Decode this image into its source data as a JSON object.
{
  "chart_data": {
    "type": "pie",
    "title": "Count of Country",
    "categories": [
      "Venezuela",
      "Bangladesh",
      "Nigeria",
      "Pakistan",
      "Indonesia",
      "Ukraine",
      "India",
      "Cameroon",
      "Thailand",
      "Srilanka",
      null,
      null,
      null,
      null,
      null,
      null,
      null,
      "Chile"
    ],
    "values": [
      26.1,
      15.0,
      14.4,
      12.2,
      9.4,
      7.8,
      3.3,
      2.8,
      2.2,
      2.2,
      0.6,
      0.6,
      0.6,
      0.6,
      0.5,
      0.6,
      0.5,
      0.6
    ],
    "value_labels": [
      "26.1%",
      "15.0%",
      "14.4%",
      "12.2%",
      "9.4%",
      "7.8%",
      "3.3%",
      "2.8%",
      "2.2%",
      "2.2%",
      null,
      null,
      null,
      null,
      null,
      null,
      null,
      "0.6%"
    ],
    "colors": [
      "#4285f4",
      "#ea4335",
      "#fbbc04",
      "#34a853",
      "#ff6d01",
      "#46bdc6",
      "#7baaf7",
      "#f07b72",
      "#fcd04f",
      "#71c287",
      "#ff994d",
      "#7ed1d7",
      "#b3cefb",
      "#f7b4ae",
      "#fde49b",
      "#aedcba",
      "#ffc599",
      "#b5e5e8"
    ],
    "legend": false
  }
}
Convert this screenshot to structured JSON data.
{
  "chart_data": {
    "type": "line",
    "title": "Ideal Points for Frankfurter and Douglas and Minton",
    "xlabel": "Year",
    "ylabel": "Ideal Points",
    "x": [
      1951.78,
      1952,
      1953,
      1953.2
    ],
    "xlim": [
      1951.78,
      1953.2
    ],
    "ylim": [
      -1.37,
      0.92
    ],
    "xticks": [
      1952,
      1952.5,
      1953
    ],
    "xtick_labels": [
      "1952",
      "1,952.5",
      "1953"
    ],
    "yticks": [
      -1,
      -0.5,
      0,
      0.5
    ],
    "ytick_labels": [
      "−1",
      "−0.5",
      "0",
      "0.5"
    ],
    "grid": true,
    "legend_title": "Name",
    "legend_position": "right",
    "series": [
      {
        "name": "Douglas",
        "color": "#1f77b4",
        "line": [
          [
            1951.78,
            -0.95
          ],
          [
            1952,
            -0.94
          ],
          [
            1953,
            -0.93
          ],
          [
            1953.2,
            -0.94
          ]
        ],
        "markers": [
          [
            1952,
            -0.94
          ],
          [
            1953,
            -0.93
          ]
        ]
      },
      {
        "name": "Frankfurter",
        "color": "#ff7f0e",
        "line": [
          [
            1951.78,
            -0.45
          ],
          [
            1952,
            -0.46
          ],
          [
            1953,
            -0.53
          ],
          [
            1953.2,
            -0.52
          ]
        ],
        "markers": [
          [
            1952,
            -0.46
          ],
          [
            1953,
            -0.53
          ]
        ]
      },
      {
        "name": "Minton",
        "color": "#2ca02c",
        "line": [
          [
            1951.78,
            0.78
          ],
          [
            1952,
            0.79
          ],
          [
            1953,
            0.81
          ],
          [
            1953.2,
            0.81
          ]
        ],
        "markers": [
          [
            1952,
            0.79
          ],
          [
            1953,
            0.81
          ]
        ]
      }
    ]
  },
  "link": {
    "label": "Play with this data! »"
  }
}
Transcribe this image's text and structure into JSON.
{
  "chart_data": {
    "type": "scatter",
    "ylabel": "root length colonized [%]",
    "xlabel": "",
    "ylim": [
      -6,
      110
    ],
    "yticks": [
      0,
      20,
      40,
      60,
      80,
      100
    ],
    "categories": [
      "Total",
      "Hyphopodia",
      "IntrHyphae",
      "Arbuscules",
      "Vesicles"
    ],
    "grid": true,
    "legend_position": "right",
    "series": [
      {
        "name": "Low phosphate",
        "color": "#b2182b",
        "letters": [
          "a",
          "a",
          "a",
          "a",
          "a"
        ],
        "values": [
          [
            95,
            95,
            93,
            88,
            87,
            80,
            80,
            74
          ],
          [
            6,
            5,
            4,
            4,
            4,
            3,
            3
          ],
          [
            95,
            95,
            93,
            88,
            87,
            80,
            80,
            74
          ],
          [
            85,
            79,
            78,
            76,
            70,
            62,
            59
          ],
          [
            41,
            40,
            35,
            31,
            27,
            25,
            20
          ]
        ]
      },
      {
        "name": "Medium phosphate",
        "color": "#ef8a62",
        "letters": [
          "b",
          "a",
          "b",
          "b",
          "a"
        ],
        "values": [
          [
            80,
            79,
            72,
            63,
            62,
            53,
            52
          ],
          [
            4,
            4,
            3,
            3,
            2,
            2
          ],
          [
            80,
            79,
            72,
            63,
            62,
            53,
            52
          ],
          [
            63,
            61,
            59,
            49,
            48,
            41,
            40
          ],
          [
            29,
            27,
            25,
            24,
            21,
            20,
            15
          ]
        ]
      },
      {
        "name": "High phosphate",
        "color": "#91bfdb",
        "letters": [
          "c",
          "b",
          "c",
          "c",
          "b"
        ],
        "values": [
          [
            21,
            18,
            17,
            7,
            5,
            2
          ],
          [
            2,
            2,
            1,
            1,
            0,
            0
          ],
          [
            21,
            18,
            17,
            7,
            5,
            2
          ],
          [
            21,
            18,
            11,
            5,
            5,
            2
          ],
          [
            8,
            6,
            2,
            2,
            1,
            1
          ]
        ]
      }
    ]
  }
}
----------
The task
Within the listing above, copy each line that has the string "Ideal".

Answer to the task
    "title": "Ideal Points for Frankfurter and Douglas and Minton",
    "ylabel": "Ideal Points",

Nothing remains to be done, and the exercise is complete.